> [Task]: From the entries below, copy every line holding the word "Leaders".

──────── Data provided ────────

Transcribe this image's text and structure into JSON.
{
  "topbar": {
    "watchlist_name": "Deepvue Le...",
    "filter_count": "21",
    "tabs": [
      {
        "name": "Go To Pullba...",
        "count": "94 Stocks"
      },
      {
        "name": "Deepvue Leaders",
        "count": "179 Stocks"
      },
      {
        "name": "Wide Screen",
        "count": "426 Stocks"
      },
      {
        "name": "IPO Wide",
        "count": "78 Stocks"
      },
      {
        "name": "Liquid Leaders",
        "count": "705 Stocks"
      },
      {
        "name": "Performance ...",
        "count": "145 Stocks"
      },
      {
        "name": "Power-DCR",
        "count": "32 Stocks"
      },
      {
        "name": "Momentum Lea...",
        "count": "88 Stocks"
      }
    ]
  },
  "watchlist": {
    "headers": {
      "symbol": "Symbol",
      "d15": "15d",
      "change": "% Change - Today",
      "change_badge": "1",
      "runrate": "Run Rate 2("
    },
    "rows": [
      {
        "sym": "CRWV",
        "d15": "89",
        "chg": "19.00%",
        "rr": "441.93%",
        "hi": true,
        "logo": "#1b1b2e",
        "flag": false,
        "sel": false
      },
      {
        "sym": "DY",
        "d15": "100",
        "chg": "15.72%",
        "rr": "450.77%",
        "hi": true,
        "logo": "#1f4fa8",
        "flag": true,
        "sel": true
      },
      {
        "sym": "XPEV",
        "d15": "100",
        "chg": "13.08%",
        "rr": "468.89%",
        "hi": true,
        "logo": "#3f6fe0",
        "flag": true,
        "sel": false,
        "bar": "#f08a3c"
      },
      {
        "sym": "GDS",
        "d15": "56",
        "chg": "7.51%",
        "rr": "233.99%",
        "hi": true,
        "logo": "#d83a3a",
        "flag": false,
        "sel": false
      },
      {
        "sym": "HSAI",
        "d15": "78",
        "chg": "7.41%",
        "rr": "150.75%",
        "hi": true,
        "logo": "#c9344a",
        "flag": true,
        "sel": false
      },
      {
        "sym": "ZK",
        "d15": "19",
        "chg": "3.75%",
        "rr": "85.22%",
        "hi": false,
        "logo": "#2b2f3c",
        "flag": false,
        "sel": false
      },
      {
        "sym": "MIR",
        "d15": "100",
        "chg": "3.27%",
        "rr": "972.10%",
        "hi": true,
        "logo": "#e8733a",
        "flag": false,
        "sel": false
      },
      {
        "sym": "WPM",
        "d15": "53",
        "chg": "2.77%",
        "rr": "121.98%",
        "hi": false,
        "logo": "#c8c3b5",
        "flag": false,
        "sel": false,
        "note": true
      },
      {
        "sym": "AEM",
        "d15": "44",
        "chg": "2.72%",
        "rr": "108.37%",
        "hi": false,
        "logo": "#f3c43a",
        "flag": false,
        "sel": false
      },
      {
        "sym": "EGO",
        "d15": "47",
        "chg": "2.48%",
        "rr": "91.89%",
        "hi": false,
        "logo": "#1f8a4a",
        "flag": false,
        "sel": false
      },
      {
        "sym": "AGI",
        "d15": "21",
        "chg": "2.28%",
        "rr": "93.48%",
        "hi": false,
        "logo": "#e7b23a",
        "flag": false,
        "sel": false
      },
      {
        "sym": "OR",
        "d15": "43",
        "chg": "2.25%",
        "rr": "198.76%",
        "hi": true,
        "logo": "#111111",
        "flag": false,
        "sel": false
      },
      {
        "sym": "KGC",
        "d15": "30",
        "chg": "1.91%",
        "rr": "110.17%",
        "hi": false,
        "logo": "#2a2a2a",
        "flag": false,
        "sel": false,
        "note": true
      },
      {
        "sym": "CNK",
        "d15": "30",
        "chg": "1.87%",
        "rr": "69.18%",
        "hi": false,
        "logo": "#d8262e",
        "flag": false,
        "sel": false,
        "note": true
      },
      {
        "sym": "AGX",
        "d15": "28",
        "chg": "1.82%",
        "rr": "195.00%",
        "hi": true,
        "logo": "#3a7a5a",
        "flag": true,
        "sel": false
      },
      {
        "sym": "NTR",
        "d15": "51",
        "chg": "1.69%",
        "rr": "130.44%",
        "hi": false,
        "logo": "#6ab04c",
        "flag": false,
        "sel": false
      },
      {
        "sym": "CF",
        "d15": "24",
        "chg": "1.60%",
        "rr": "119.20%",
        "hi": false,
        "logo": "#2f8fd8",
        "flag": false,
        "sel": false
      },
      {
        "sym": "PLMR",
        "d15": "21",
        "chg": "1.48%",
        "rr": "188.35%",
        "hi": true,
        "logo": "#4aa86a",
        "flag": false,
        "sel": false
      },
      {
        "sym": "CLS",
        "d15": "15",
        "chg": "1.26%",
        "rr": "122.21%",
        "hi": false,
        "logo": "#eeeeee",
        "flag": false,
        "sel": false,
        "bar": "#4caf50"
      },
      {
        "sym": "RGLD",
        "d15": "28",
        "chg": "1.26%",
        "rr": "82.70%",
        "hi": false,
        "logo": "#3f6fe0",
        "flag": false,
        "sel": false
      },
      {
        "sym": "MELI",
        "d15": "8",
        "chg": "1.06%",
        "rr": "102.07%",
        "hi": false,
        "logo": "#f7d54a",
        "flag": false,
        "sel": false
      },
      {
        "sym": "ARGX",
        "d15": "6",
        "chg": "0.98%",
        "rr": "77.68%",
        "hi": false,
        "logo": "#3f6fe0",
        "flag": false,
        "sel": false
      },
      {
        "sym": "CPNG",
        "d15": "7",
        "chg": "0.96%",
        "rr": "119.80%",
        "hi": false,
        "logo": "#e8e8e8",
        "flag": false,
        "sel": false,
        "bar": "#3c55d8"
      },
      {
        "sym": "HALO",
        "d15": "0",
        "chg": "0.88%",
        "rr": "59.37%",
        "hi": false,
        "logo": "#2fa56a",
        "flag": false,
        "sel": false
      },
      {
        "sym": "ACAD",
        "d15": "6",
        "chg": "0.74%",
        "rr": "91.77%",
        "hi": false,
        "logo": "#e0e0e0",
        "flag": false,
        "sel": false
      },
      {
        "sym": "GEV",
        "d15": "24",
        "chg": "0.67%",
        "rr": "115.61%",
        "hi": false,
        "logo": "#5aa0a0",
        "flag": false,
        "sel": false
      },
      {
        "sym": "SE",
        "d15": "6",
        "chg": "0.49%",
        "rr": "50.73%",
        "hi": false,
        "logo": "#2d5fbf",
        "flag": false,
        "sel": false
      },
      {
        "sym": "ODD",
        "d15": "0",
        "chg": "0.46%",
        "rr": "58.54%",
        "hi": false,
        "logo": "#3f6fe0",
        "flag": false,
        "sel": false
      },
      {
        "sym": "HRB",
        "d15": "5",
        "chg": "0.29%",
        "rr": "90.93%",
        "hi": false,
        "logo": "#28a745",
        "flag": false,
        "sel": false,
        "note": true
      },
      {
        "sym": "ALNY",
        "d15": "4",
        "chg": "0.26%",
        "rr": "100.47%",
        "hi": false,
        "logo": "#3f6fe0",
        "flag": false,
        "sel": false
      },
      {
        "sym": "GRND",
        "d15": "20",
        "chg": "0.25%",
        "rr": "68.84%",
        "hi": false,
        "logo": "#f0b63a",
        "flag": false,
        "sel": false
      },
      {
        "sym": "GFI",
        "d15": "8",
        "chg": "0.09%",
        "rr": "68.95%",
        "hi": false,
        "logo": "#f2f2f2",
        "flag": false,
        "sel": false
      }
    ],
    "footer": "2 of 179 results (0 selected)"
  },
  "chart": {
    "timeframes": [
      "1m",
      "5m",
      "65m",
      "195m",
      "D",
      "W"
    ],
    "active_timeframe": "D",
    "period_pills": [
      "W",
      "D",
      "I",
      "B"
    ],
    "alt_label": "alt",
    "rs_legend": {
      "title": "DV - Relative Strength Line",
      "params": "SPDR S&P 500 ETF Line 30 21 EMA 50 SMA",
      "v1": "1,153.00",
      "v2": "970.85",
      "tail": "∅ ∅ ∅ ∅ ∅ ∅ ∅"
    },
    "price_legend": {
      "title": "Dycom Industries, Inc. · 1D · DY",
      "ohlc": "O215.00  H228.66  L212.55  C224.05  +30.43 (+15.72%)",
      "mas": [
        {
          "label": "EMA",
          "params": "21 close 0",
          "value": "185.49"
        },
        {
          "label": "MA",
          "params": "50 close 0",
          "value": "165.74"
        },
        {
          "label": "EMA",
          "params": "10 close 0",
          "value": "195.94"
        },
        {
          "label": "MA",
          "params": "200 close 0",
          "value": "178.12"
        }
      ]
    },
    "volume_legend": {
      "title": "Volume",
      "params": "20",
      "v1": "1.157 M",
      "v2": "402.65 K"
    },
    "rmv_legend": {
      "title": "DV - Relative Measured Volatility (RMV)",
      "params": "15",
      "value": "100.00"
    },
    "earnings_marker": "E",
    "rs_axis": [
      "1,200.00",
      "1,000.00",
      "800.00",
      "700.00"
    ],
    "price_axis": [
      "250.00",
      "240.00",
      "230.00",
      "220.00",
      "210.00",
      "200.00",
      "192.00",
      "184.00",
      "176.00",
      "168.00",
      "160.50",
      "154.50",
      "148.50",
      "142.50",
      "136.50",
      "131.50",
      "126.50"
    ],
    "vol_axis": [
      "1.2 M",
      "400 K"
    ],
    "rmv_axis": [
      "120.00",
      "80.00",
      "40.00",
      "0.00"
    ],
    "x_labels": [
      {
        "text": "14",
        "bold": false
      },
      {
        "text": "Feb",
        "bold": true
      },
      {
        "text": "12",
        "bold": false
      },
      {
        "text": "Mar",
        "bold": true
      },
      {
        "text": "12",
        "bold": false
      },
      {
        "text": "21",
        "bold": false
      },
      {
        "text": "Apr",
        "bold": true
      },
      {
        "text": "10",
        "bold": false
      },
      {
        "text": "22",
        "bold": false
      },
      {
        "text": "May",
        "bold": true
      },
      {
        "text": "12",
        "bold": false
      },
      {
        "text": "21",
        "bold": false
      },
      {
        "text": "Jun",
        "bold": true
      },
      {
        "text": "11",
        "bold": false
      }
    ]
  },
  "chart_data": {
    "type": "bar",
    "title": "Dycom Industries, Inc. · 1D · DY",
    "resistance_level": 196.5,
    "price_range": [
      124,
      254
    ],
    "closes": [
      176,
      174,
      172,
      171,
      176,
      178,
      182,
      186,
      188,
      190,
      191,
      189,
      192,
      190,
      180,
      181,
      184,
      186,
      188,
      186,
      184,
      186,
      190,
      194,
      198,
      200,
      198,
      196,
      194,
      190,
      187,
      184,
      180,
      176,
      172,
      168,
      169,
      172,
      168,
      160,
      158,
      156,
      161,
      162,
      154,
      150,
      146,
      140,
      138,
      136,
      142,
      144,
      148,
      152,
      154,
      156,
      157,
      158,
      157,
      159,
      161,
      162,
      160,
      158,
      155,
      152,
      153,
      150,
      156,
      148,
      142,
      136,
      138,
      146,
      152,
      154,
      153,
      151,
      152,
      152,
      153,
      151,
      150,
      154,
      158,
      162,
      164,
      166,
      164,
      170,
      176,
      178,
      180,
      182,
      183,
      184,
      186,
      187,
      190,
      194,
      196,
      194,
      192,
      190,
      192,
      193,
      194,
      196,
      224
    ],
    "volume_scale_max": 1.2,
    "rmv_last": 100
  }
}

────────

> [Written response]:
        "name": "Deepvue Leaders",
        "name": "Liquid Leaders",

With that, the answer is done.